▸ **Written task**
Say how many lines contain the word "selected" and give no other text.

══ Records provided ══

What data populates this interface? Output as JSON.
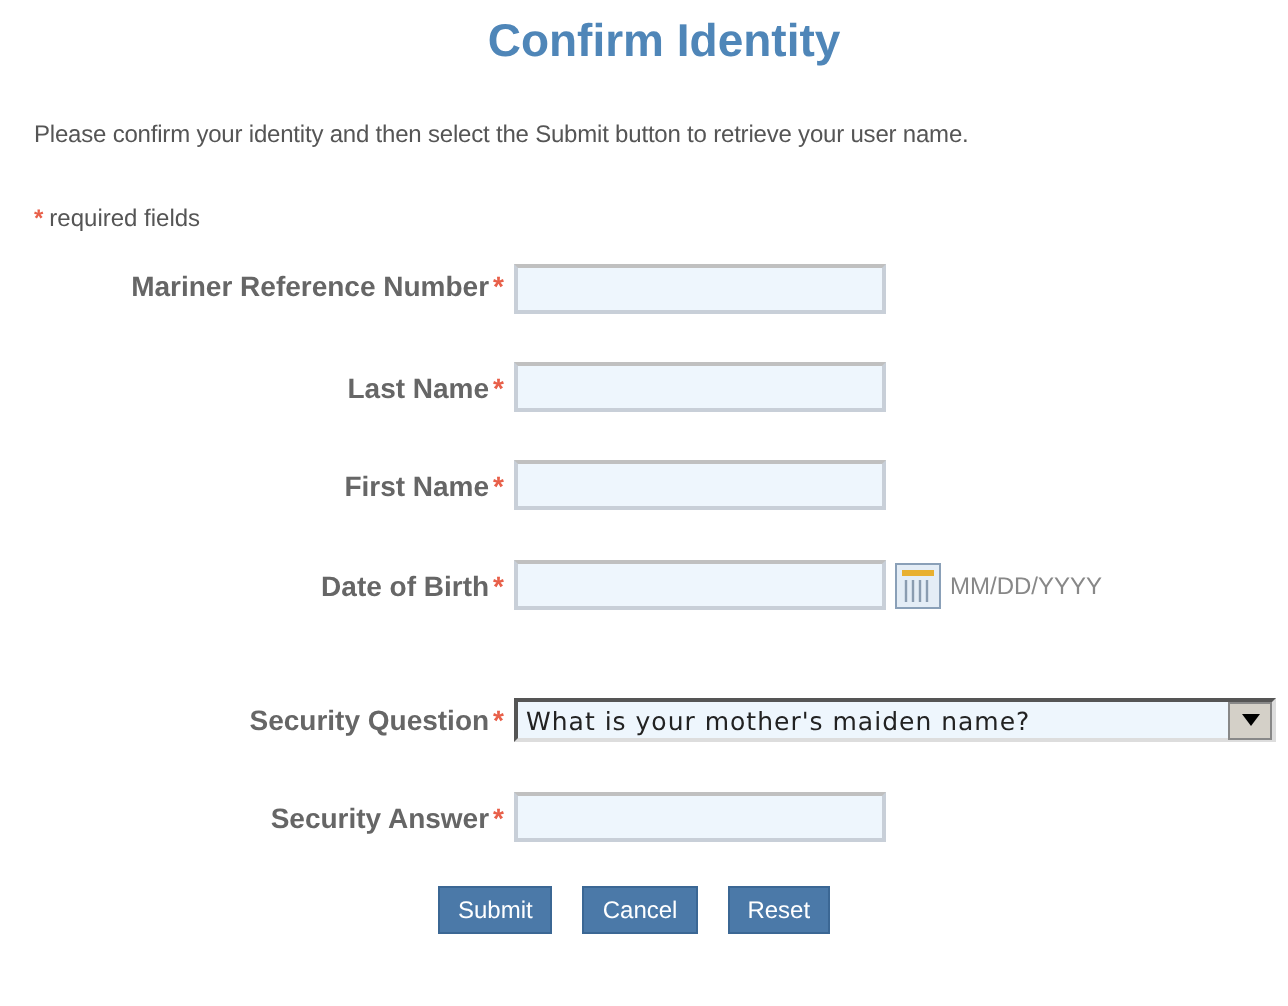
{
  "title": "Confirm Identity",
  "intro": "Please confirm your identity and then select the Submit button to retrieve your user name.",
  "legend": {
    "mark": "*",
    "text": "required fields"
  },
  "fields": [
    {
      "kind": "text",
      "label": "Mariner Reference Number",
      "mark": "*"
    },
    {
      "kind": "text",
      "label": "Last Name",
      "mark": "*"
    },
    {
      "kind": "text",
      "label": "First Name",
      "mark": "*"
    },
    {
      "kind": "date",
      "label": "Date of Birth",
      "mark": "*",
      "hint": "MM/DD/YYYY"
    },
    {
      "kind": "select",
      "label": "Security Question",
      "mark": "*",
      "value": "What is your mother's maiden name?"
    },
    {
      "kind": "text",
      "label": "Security Answer",
      "mark": "*"
    }
  ],
  "buttons": [
    "Submit",
    "Cancel",
    "Reset"
  ]
}
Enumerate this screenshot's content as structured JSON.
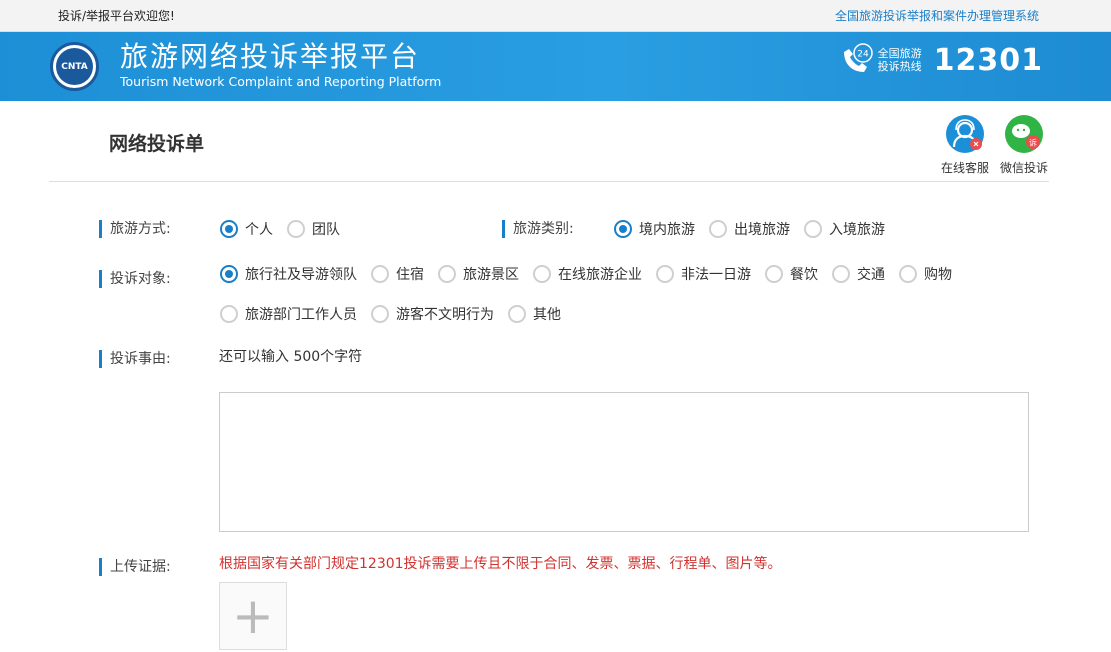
{
  "topbar": {
    "welcome": "投诉/举报平台欢迎您!",
    "system_link": "全国旅游投诉举报和案件办理管理系统"
  },
  "banner": {
    "logo_text": "CNTA",
    "title_cn": "旅游网络投诉举报平台",
    "title_en": "Tourism Network Complaint and Reporting Platform",
    "hotline_badge": "24",
    "hotline_line1": "全国旅游",
    "hotline_line2": "投诉热线",
    "hotline_number": "12301"
  },
  "page": {
    "title": "网络投诉单",
    "online_service": "在线客服",
    "wechat_complaint": "微信投诉",
    "wechat_badge": "诉"
  },
  "form": {
    "travel_mode": {
      "label": "旅游方式:",
      "options": [
        "个人",
        "团队"
      ],
      "selected": "个人"
    },
    "travel_type": {
      "label": "旅游类别:",
      "options": [
        "境内旅游",
        "出境旅游",
        "入境旅游"
      ],
      "selected": "境内旅游"
    },
    "complaint_target": {
      "label": "投诉对象:",
      "options": [
        "旅行社及导游领队",
        "住宿",
        "旅游景区",
        "在线旅游企业",
        "非法一日游",
        "餐饮",
        "交通",
        "购物",
        "旅游部门工作人员",
        "游客不文明行为",
        "其他"
      ],
      "selected": "旅行社及导游领队"
    },
    "reason": {
      "label": "投诉事由:",
      "hint": "还可以输入 500个字符",
      "value": ""
    },
    "evidence": {
      "label": "上传证据:",
      "note": "根据国家有关部门规定12301投诉需要上传且不限于合同、发票、票据、行程单、图片等。",
      "add_symbol": "+"
    }
  },
  "colors": {
    "brand_blue": "#1d8fd6",
    "accent_blue": "#1a7fc9",
    "wechat_green": "#2fb445",
    "warning_red": "#d0332f"
  }
}
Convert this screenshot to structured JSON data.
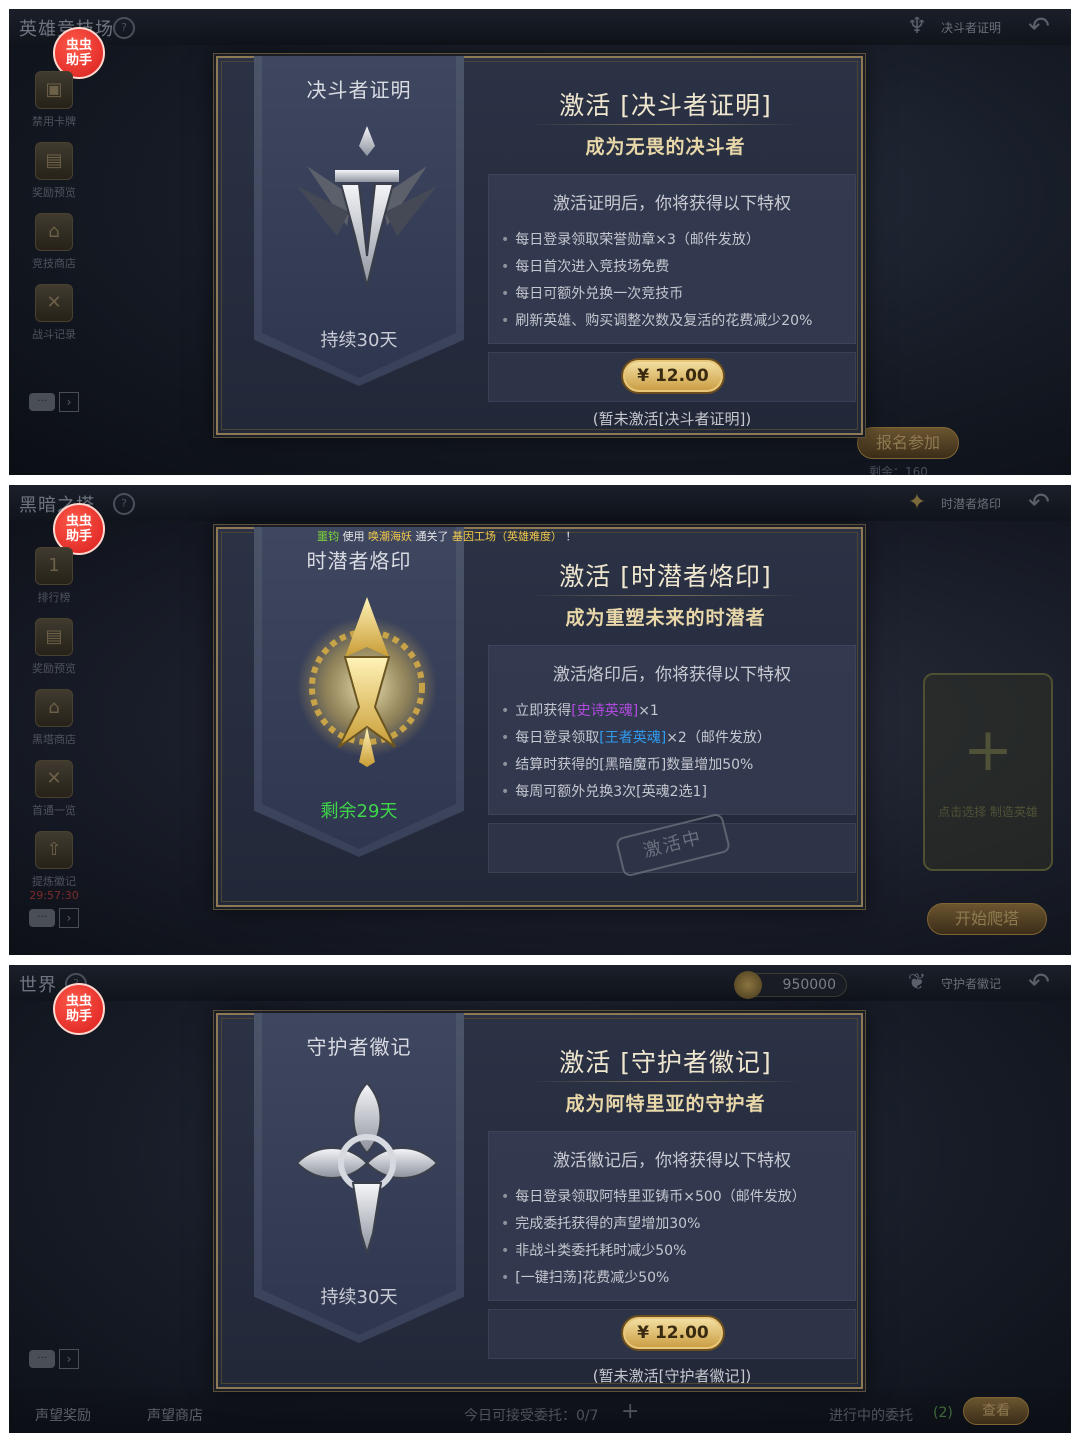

═══

▸ **Task output**
3